== Do this ==
Rewrite the material between the lines holding "Circle shape [673,545,694,567]" and "Text: Slug Catcher", inclusive, as a numbered list with any blank lines left out.

== Exercise data ==
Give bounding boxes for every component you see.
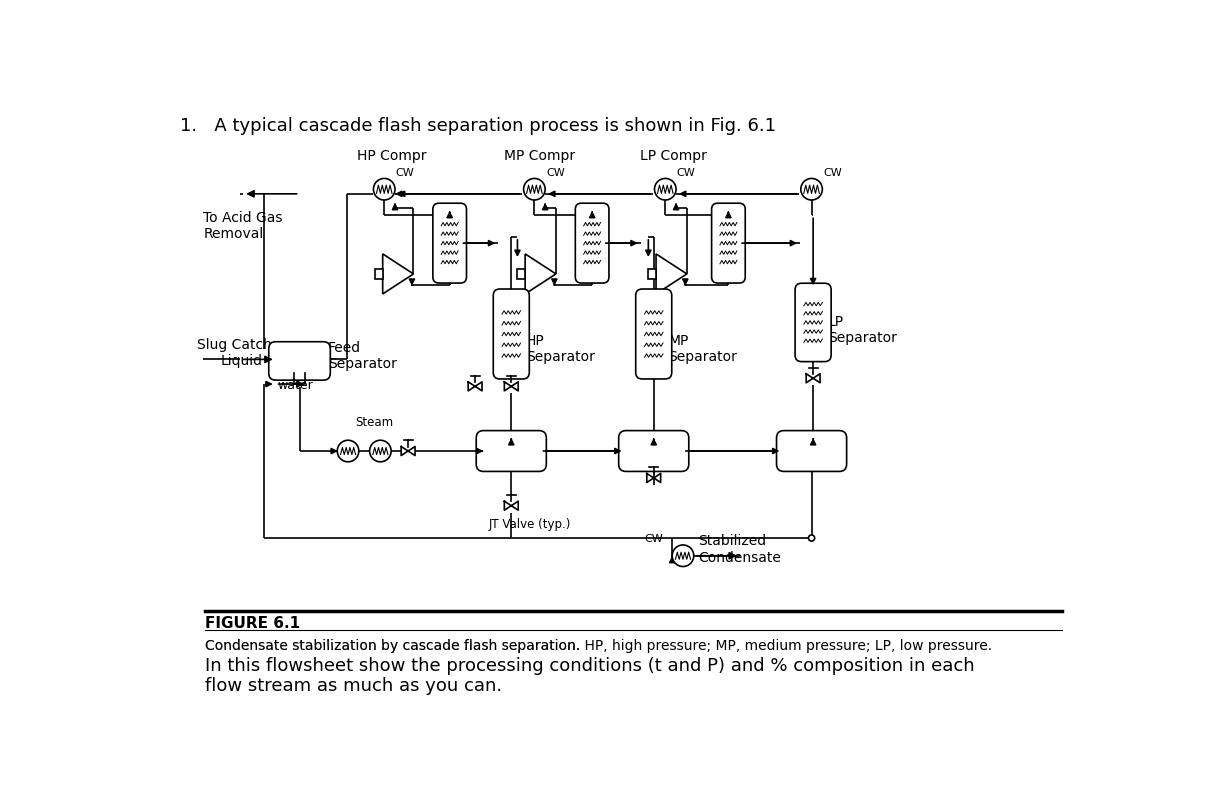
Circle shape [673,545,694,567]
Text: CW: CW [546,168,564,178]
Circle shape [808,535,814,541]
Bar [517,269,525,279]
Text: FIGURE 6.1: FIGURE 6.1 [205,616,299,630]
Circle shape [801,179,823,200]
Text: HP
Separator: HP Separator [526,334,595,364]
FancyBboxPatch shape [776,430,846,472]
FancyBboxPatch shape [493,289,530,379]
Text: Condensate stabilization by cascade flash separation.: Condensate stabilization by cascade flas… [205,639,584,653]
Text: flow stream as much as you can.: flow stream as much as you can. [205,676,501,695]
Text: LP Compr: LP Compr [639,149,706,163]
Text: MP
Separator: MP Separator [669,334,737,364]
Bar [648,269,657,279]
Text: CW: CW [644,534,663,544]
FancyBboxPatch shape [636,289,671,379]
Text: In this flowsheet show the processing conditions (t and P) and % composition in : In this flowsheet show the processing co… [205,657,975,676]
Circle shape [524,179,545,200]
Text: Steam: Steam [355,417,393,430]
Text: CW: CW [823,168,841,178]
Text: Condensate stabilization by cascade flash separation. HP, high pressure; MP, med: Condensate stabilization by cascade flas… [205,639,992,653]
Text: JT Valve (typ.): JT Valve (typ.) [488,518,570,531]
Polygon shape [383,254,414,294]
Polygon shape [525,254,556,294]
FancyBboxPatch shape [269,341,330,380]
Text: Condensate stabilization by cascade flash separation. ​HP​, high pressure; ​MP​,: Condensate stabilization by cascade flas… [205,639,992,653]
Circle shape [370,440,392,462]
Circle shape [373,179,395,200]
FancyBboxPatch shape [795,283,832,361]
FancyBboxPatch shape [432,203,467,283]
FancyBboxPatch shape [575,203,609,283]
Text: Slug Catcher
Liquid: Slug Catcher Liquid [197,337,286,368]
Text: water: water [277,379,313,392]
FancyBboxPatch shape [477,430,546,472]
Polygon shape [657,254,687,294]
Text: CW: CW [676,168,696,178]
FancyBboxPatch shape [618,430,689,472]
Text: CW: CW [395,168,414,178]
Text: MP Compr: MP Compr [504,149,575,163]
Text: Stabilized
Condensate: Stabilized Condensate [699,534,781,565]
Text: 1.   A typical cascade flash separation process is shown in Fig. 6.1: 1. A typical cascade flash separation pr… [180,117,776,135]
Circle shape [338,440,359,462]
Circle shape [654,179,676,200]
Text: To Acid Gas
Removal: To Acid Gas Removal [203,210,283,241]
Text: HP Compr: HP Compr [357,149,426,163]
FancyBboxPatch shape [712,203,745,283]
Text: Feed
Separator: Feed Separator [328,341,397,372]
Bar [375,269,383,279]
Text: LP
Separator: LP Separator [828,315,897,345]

---

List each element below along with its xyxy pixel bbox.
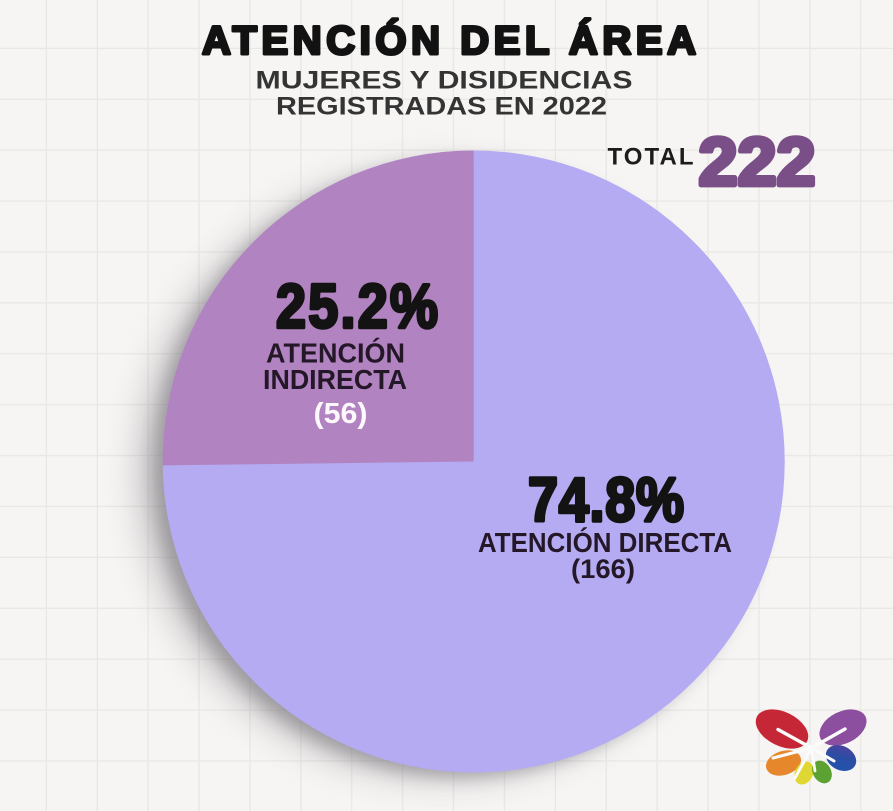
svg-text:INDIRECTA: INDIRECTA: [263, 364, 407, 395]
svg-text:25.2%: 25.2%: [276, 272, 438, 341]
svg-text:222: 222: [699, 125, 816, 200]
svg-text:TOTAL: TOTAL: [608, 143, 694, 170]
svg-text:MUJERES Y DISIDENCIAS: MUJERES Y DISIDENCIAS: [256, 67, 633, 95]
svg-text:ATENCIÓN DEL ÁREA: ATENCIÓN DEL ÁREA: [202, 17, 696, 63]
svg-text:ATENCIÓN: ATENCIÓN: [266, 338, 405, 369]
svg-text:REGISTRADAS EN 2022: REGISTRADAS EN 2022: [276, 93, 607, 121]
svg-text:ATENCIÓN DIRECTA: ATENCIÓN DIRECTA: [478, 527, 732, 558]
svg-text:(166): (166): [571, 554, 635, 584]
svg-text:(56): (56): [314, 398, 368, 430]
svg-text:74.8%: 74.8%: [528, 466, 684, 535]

== Correct result ==
1. Circle shape [673,545,694,567]
2. Text: CW: CW [546,168,564,178]
3. Circle shape [808,535,814,541]
4. Bar [517,269,525,279]
5. Text: FIGURE 6.1: FIGURE 6.1 [205,616,299,630]
6. Circle shape [801,179,823,200]
7. Text: HP
8. Separator: HP Separator [526,334,595,364]
9. FancyBboxPatch shape [776,430,846,472]
10. FancyBboxPatch shape [493,289,530,379]
11. Text: Condensate stabilization by cascade flash separation.: Condensate stabilization by cascade flas… [205,639,584,653]
12. Text: flow stream as much as you can.: flow stream as much as you can. [205,676,501,695]
13. Text: LP Compr: LP Compr [639,149,706,163]
14. Text: MP
15. Separator: MP Separator [669,334,737,364]
16. Bar [648,269,657,279]
17. Text: CW: CW [644,534,663,544]
18. FancyBboxPatch shape [636,289,671,379]
19. Text: In this flowsheet show the processing conditions (t and P) and % composition in : In this flowsheet show the processing co… [205,657,975,676]
20. Circle shape [524,179,545,200]
21. Text: Steam: Steam [355,417,393,430]
22. Text: CW: CW [823,168,841,178]
23. Text: Condensate stabilization by cascade flash separation. HP, high pressure; MP, med: Condensate stabilization by cascade flas… [205,639,992,653]
24. Text: JT Valve (typ.): JT Valve (typ.) [488,518,570,531]
25. Polygon shape [383,254,414,294]
26. Polygon shape [525,254,556,294]
27. FancyBboxPatch shape [269,341,330,380]
28. Text: Condensate stabilization by cascade flash separation. ​HP​, high pressure; ​MP​,: Condensate stabilization by cascade flas… [205,639,992,653]
29. Circle shape [370,440,392,462]
30. Circle shape [373,179,395,200]
31. FancyBboxPatch shape [795,283,832,361]
32. FancyBboxPatch shape [432,203,467,283]
33. FancyBboxPatch shape [575,203,609,283]
34. Text: Slug Catcher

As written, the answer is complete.